- [TASK INSTRUCTIONS]: Format every line of the data below as a JSON list of strings, one string per line, and leave out any blank lines.

- [DATA ENTRIES]:

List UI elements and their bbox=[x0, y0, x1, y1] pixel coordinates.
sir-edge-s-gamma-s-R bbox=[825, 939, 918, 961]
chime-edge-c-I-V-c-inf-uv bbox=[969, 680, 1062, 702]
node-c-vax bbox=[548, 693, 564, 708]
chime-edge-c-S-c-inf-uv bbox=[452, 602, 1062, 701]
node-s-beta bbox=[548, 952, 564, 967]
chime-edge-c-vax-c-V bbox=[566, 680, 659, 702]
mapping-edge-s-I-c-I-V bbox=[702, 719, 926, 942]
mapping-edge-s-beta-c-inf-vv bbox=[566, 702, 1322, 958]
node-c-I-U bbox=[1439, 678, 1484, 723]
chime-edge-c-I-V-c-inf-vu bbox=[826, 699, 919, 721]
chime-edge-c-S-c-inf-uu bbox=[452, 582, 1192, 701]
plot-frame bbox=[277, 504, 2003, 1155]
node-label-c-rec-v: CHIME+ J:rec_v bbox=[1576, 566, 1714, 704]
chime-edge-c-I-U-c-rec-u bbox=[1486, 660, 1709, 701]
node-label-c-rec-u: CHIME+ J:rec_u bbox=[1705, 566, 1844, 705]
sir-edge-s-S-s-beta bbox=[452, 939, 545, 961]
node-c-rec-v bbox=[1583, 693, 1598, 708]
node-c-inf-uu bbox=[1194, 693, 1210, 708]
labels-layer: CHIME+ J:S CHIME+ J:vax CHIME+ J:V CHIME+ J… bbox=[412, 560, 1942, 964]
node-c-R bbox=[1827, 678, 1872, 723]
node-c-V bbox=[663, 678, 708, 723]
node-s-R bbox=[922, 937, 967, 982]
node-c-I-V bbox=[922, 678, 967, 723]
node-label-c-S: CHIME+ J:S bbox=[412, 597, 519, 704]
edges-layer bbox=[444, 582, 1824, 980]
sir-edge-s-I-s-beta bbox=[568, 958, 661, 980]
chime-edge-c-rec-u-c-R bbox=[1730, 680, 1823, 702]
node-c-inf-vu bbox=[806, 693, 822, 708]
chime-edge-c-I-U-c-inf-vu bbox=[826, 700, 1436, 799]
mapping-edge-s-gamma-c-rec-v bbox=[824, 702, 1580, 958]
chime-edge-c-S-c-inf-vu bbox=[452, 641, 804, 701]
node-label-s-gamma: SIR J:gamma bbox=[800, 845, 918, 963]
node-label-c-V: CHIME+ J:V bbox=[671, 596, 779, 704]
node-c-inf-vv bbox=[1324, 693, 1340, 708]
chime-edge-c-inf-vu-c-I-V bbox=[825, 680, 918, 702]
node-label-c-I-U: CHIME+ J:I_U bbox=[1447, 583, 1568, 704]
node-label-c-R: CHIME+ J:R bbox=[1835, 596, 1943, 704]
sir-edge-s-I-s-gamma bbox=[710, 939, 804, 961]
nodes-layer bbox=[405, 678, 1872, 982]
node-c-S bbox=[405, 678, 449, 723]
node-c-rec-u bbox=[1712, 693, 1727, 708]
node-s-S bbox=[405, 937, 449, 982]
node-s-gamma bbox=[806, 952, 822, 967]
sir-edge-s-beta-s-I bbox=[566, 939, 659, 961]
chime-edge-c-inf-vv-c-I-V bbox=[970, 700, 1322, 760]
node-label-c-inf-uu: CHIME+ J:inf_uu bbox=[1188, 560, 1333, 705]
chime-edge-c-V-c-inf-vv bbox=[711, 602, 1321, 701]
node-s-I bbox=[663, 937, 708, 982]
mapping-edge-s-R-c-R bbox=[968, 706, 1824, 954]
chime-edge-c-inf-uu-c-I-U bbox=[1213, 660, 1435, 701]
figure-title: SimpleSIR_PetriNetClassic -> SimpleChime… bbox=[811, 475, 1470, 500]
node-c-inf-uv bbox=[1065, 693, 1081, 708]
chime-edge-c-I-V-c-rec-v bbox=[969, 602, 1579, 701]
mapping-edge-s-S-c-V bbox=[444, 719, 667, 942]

- [COMPLETE RESPONSE]:
[
  "List UI elements and their bbox=[x0, y0, x1, y1] pixel coordinates.",
  "sir-edge-s-gamma-s-R bbox=[825, 939, 918, 961]",
  "chime-edge-c-I-V-c-inf-uv bbox=[969, 680, 1062, 702]",
  "node-c-vax bbox=[548, 693, 564, 708]",
  "chime-edge-c-S-c-inf-uv bbox=[452, 602, 1062, 701]",
  "node-s-beta bbox=[548, 952, 564, 967]",
  "chime-edge-c-vax-c-V bbox=[566, 680, 659, 702]",
  "mapping-edge-s-I-c-I-V bbox=[702, 719, 926, 942]",
  "mapping-edge-s-beta-c-inf-vv bbox=[566, 702, 1322, 958]",
  "node-c-I-U bbox=[1439, 678, 1484, 723]",
  "chime-edge-c-I-V-c-inf-vu bbox=[826, 699, 919, 721]",
  "chime-edge-c-S-c-inf-uu bbox=[452, 582, 1192, 701]",
  "plot-frame bbox=[277, 504, 2003, 1155]",
  "node-label-c-rec-v: CHIME+ J:rec_v bbox=[1576, 566, 1714, 704]",
  "chime-edge-c-I-U-c-rec-u bbox=[1486, 660, 1709, 701]",
  "node-label-c-rec-u: CHIME+ J:rec_u bbox=[1705, 566, 1844, 705]",
  "sir-edge-s-S-s-beta bbox=[452, 939, 545, 961]",
  "node-c-rec-v bbox=[1583, 693, 1598, 708]",
  "node-c-inf-uu bbox=[1194, 693, 1210, 708]",
  "labels-layer: CHIME+ J:S CHIME+ J:vax CHIME+ J:V CHIME+ J… bbox=[412, 560, 1942, 964]",
  "node-c-R bbox=[1827, 678, 1872, 723]",
  "node-c-V bbox=[663, 678, 708, 723]",
  "node-s-R bbox=[922, 937, 967, 982]",
  "node-c-I-V bbox=[922, 678, 967, 723]",
  "node-label-c-S: CHIME+ J:S bbox=[412, 597, 519, 704]",
  "edges-layer bbox=[444, 582, 1824, 980]",
  "sir-edge-s-I-s-beta bbox=[568, 958, 661, 980]",
  "chime-edge-c-rec-u-c-R bbox=[1730, 680, 1823, 702]",
  "node-c-inf-vu bbox=[806, 693, 822, 708]",
  "chime-edge-c-I-U-c-inf-vu bbox=[826, 700, 1436, 799]",
  "mapping-edge-s-gamma-c-rec-v bbox=[824, 702, 1580, 958]",
  "chime-edge-c-S-c-inf-vu bbox=[452, 641, 804, 701]",
  "node-label-s-gamma: SIR J:gamma bbox=[800, 845, 918, 963]",
  "node-label-c-V: CHIME+ J:V bbox=[671, 596, 779, 704]",
  "node-c-inf-vv bbox=[1324, 693, 1340, 708]",
  "chime-edge-c-inf-vu-c-I-V bbox=[825, 680, 918, 702]",
  "node-label-c-I-U: CHIME+ J:I_U bbox=[1447, 583, 1568, 704]",
  "node-label-c-R: CHIME+ J:R bbox=[1835, 596, 1943, 704]",
  "sir-edge-s-I-s-gamma bbox=[710, 939, 804, 961]",
  "nodes-layer bbox=[405, 678, 1872, 982]",
  "node-c-S bbox=[405, 678, 449, 723]",
  "node-c-rec-u bbox=[1712, 693, 1727, 708]",
  "node-s-S bbox=[405, 937, 449, 982]",
  "node-s-gamma bbox=[806, 952, 822, 967]",
  "sir-edge-s-beta-s-I bbox=[566, 939, 659, 961]",
  "chime-edge-c-inf-vv-c-I-V bbox=[970, 700, 1322, 760]",
  "node-label-c-inf-uu: CHIME+ J:inf_uu bbox=[1188, 560, 1333, 705]",
  "chime-edge-c-V-c-inf-vv bbox=[711, 602, 1321, 701]",
  "node-s-I bbox=[663, 937, 708, 982]",
  "mapping-edge-s-R-c-R bbox=[968, 706, 1824, 954]",
  "chime-edge-c-inf-uu-c-I-U bbox=[1213, 660, 1435, 701]",
  "figure-title: SimpleSIR_PetriNetClassic -> SimpleChime… bbox=[811, 475, 1470, 500]",
  "node-c-inf-uv bbox=[1065, 693, 1081, 708]",
  "chime-edge-c-I-V-c-rec-v bbox=[969, 602, 1579, 701]",
  "mapping-edge-s-S-c-V bbox=[444, 719, 667, 942]"
]